══ Working data ══

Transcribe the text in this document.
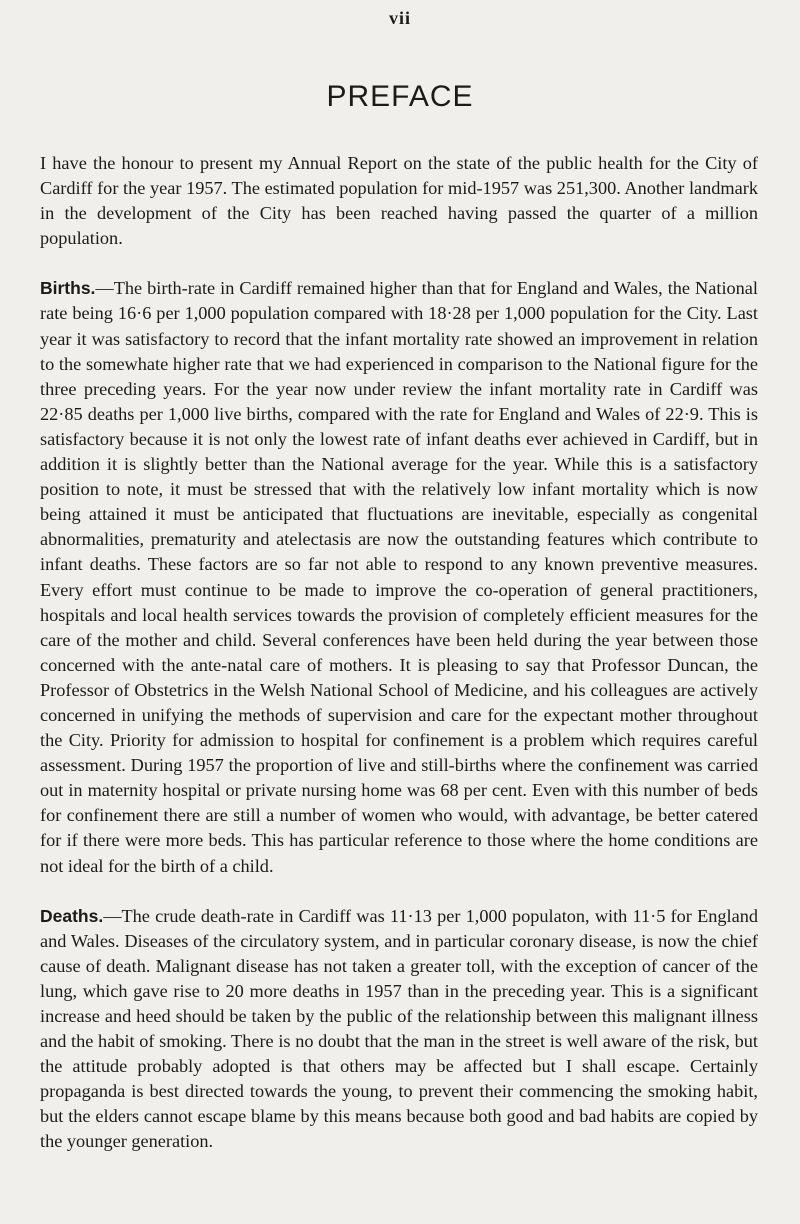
vii
PREFACE

I have the honour to present my Annual Report on the state of the public health for the City of Cardiff for the year 1957. The estimated population for mid-1957 was 251,300. Another landmark in the development of the City has been reached having passed the quarter of a million population.

Births.—The birth-rate in Cardiff remained higher than that for England and Wales, the National rate being 16·6 per 1,000 population compared with 18·28 per 1,000 population for the City. Last year it was satisfactory to record that the infant mortality rate showed an improvement in relation to the somewhate higher rate that we had experienced in comparison to the National figure for the three preceding years. For the year now under review the infant mortality rate in Cardiff was 22·85 deaths per 1,000 live births, compared with the rate for England and Wales of 22·9. This is satisfactory because it is not only the lowest rate of infant deaths ever achieved in Cardiff, but in addition it is slightly better than the National average for the year. While this is a satisfactory position to note, it must be stressed that with the relatively low infant mortality which is now being attained it must be anticipated that fluctuations are inevitable, especially as congenital abnormalities, prematurity and atelectasis are now the outstanding features which contribute to infant deaths. These factors are so far not able to respond to any known preventive measures. Every effort must continue to be made to improve the co-operation of general practitioners, hospitals and local health services towards the provision of completely efficient measures for the care of the mother and child. Several conferences have been held during the year between those concerned with the ante-natal care of mothers. It is pleasing to say that Professor Duncan, the Professor of Obstetrics in the Welsh National School of Medicine, and his colleagues are actively concerned in unifying the methods of supervision and care for the expectant mother throughout the City. Priority for admission to hospital for confinement is a problem which requires careful assessment. During 1957 the proportion of live and still-births where the confinement was carried out in maternity hospital or private nursing home was 68 per cent. Even with this number of beds for confinement there are still a number of women who would, with advantage, be better catered for if there were more beds. This has particular reference to those where the home conditions are not ideal for the birth of a child.

Deaths.—The crude death-rate in Cardiff was 11·13 per 1,000 populaton, with 11·5 for England and Wales. Diseases of the circulatory system, and in particular coronary disease, is now the chief cause of death. Malignant disease has not taken a greater toll, with the exception of cancer of the lung, which gave rise to 20 more deaths in 1957 than in the preceding year. This is a significant increase and heed should be taken by the public of the relationship between this malignant illness and the habit of smoking. There is no doubt that the man in the street is well aware of the risk, but the attitude probably adopted is that others may be affected but I shall escape. Certainly propaganda is best directed towards the young, to prevent their commencing the smoking habit, but the elders cannot escape blame by this means because both good and bad habits are copied by the younger generation.
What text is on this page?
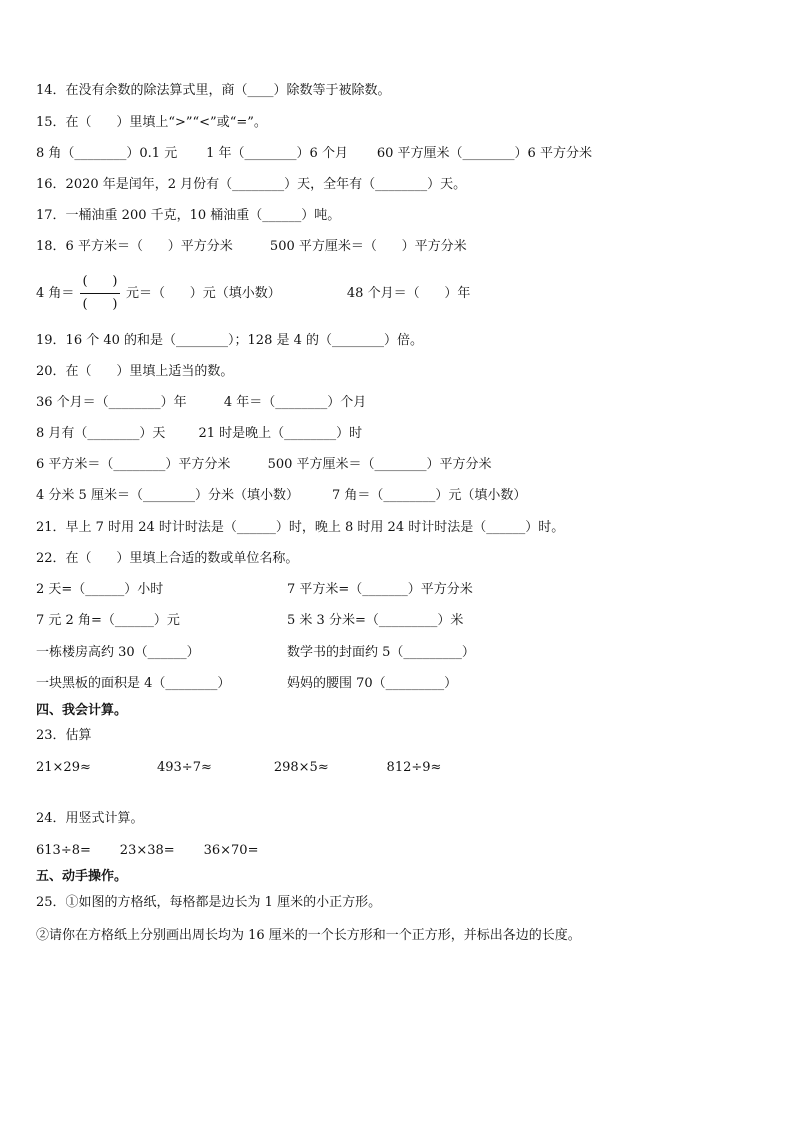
14．在没有余数的除法算式里，商（____）除数等于被除数。
15．在（      ）里填上“>”“<”或“=”。
8 角（________）0.1 元       1 年（________）6 个月       60 平方厘米（________）6 平方分米
16．2020 年是闰年，2 月份有（________）天，全年有（________）天。
17．一桶油重 200 千克，10 桶油重（______）吨。
18．6 平方米＝（      ）平方分米         500 平方厘米＝（      ）平方分米
4 角＝
(      )
(      )
元＝（      ）元（填小数）                48 个月＝（      ）年
19．16 个 40 的和是（________）；128 是 4 的（________）倍。
20．在（      ）里填上适当的数。
36 个月＝（________）年         4 年＝（________）个月
8 月有（________）天        21 时是晚上（________）时
6 平方米＝（________）平方分米         500 平方厘米＝（________）平方分米
4 分米 5 厘米＝（________）分米（填小数）        7 角＝（________）元（填小数）
21．早上 7 时用 24 时计时法是（______）时，晚上 8 时用 24 时计时法是（______）时。
22．在（      ）里填上合适的数或单位名称。
2 天=（______）小时	7 平方米=（_______）平方分米
7 元 2 角=（______）元	5 米 3 分米=（_________）米
一栋楼房高约 30（______）	数学书的封面约 5（_________）
一块黑板的面积是 4（________）	妈妈的腰围 70（_________）
四、我会计算。
23．估算
21×29≈                493÷7≈               298×5≈              812÷9≈
24．用竖式计算。
613÷8=       23×38=       36×70=
五、动手操作。
25．①如图的方格纸，每格都是边长为 1 厘米的小正方形。
②请你在方格纸上分别画出周长均为 16 厘米的一个长方形和一个正方形，并标出各边的长度。
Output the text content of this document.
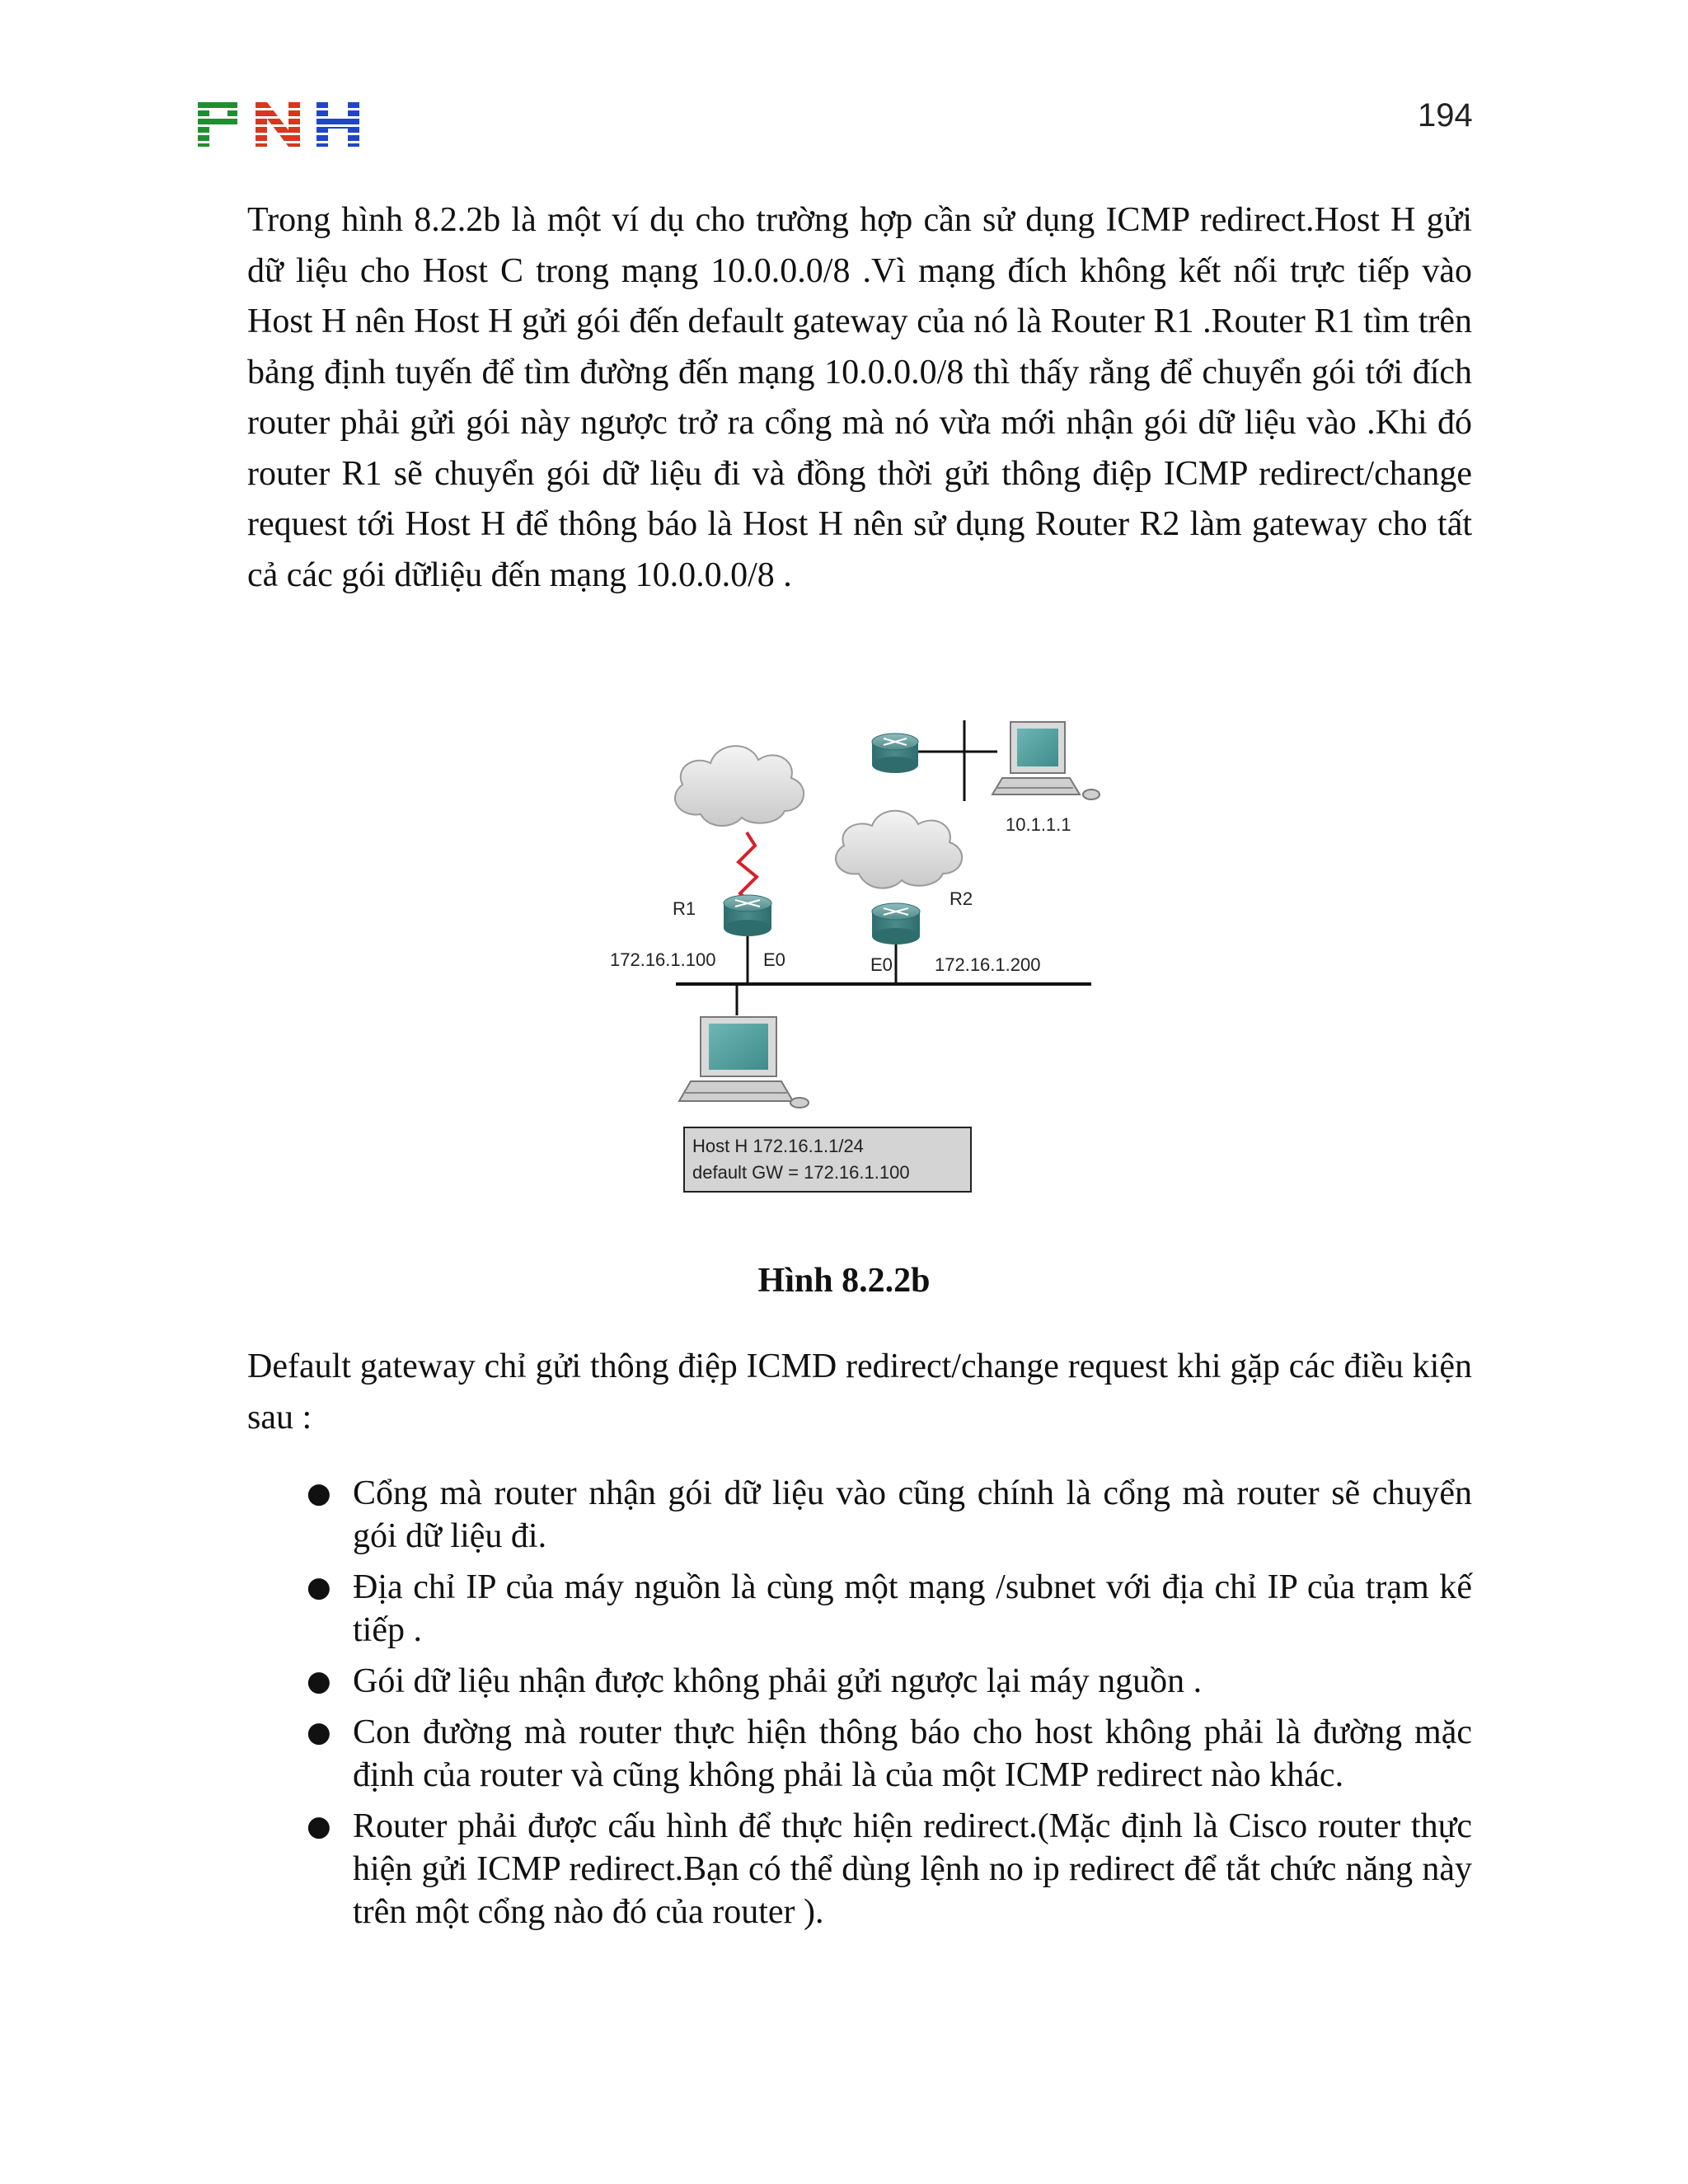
194

Trong hình 8.2.2b là một ví dụ cho trường hợp cần sử dụng ICMP redirect.Host H gửi dữ liệu cho Host C trong mạng 10.0.0.0/8 .Vì mạng đích không kết nối trực tiếp vào Host H nên Host H gửi gói đến default gateway của nó là Router R1 .Router R1 tìm trên bảng định tuyến để tìm đường đến mạng 10.0.0.0/8 thì thấy rằng để chuyển gói tới đích router phải gửi gói này ngược trở ra cổng mà nó vừa mới nhận gói dữ liệu vào .Khi đó router R1 sẽ chuyển gói dữ liệu đi và đồng thời gửi thông điệp ICMP redirect/change request tới Host H để thông báo là Host H nên sử dụng Router R2 làm gateway cho tất cả các gói dữliệu đến mạng 10.0.0.0/8 .

10.1.1.1
R1	R2
172.16.1.100	E0	E0 172.16.1.200
Host H 172.16.1.1/24
default GW = 172.16.1.100
Hình 8.2.2b

Default gateway chỉ gửi thông điệp ICMD redirect/change request khi gặp các điều kiện sau :

● Cổng mà router nhận gói dữ liệu vào cũng chính là cổng mà router sẽ chuyển gói dữ liệu đi.
● Địa chỉ IP của máy nguồn là cùng một mạng /subnet với địa chỉ IP của trạm kế tiếp .
● Gói dữ liệu nhận được không phải gửi ngược lại máy nguồn .
● Con đường mà router thực hiện thông báo cho host không phải là đường mặc định của router và cũng không phải là của một ICMP redirect nào khác.
● Router phải được cấu hình để thực hiện redirect.(Mặc định là Cisco router thực hiện gửi ICMP redirect.Bạn có thể dùng lệnh no ip redirect để tắt chức năng này trên một cổng nào đó của router ).
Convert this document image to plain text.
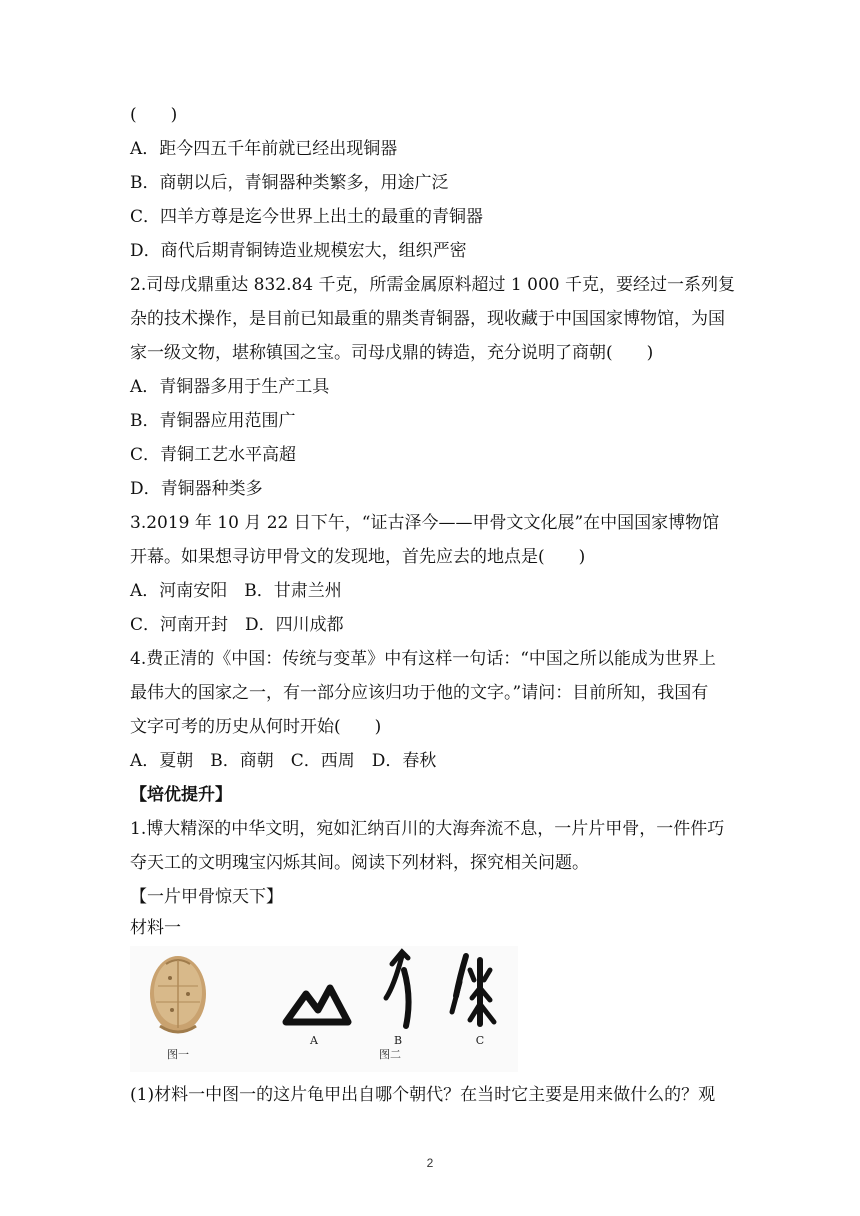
(　　)
A．距今四五千年前就已经出现铜器
B．商朝以后，青铜器种类繁多，用途广泛
C．四羊方尊是迄今世界上出土的最重的青铜器
D．商代后期青铜铸造业规模宏大，组织严密
2.司母戊鼎重达 832.84 千克，所需金属原料超过 1 000 千克，要经过一系列复
杂的技术操作，是目前已知最重的鼎类青铜器，现收藏于中国国家博物馆，为国
家一级文物，堪称镇国之宝。司母戊鼎的铸造，充分说明了商朝(　　)
A．青铜器多用于生产工具
B．青铜器应用范围广
C．青铜工艺水平高超
D．青铜器种类多
3.2019 年 10 月 22 日下午，“证古泽今——甲骨文文化展”在中国国家博物馆
开幕。如果想寻访甲骨文的发现地，首先应去的地点是(　　)
A．河南安阳　B．甘肃兰州
C．河南开封　D．四川成都
4.费正清的《中国：传统与变革》中有这样一句话：“中国之所以能成为世界上
最伟大的国家之一，有一部分应该归功于他的文字。”请问：目前所知，我国有
文字可考的历史从何时开始(　　)
A．夏朝　B．商朝　C．西周　D．春秋
【培优提升】
1.博大精深的中华文明，宛如汇纳百川的大海奔流不息，一片片甲骨，一件件巧
夺天工的文明瑰宝闪烁其间。阅读下列材料，探究相关问题。
【一片甲骨惊天下】
材料一
A	B	C
图一	图二
(1)材料一中图一的这片龟甲出自哪个朝代？在当时它主要是用来做什么的？观
2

═══

- _Instruction_
Lines holding the word "cũng" in the entries above are the ones to pull out. Copy them all.

- _Result below_
● Cổng mà router nhận gói dữ liệu vào cũng chính là cổng mà router sẽ chuyển gói dữ liệu đi.
● Con đường mà router thực hiện thông báo cho host không phải là đường mặc định của router và cũng không phải là của một ICMP redirect nào khác.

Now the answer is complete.